» Exercise description
Copy out each line that mentions the word "задачи".

» Listed records
.....

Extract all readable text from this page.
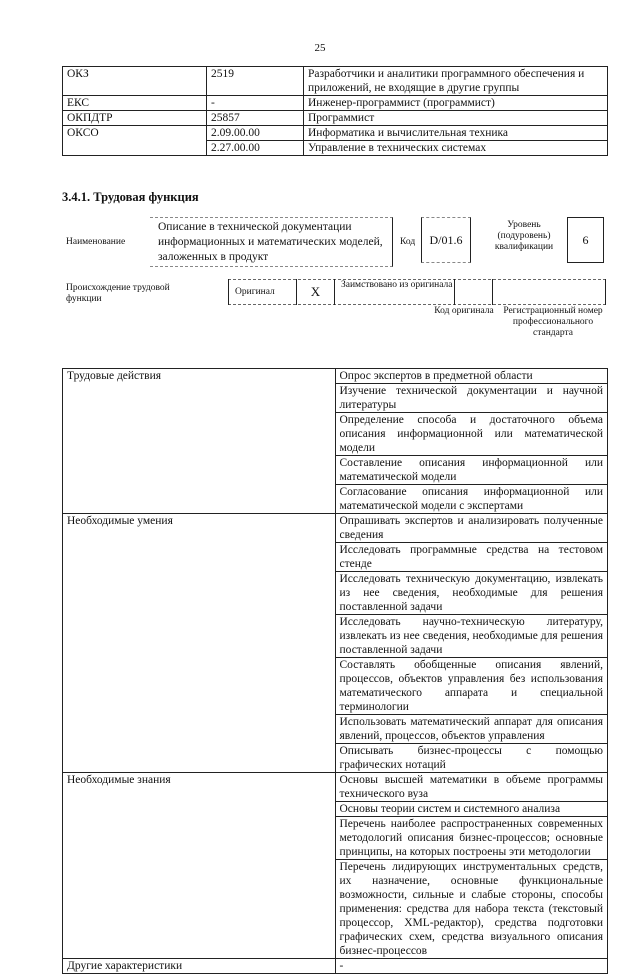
25
ОКЗ	2519	Разработчики и аналитики программного обеспечения и приложений, не входящие в другие группы
ЕКС	-	Инженер-программист (программист)
ОКПДТР	25857	Программист
ОКСО	2.09.00.00	Информатика и вычислительная техника
	2.27.00.00	Управление в технических системах
3.4.1. Трудовая функция
Наименование
Описание в технической документации информационных и математических моделей, заложенных в продукт
Код	D/01.6
Уровень (подуровень) квалификации
6
Происхождение трудовой функции
Оригинал	X	Заимствовано из оригинала
Код оригинала	Регистрационный номер профессионального стандарта
Трудовые действия	Опрос экспертов в предметной области
	Изучение технической документации и научной литературы
	Определение способа и достаточного объема описания информационной или математической модели
	Составление описания информационной или математической модели
	Согласование описания информационной или математической модели с экспертами
Необходимые умения	Опрашивать экспертов и анализировать полученные сведения
	Исследовать программные средства на тестовом стенде
	Исследовать техническую документацию, извлекать из нее сведения, необходимые для решения поставленной задачи
	Исследовать научно-техническую литературу, извлекать из нее сведения, необходимые для решения поставленной задачи
	Составлять обобщенные описания явлений, процессов, объектов управления без использования математического аппарата и специальной терминологии
	Использовать математический аппарат для описания явлений, процессов, объектов управления
	Описывать бизнес-процессы с помощью графических нотаций
Необходимые знания	Основы высшей математики в объеме программы технического вуза
	Основы теории систем и системного анализа
	Перечень наиболее распространенных современных методологий описания бизнес-процессов; основные принципы, на которых построены эти методологии
	Перечень лидирующих инструментальных средств, их назначение, основные функциональные возможности, сильные и слабые стороны, способы применения: средства для набора текста (текстовый процессор, XML-редактор), средства подготовки графических схем, средства визуального описания бизнес-процессов
Другие характеристики	-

.....

» Result for this task
	Исследовать техническую документацию, извлекать из нее сведения, необходимые для решения поставленной задачи
	Исследовать научно-техническую литературу, извлекать из нее сведения, необходимые для решения поставленной задачи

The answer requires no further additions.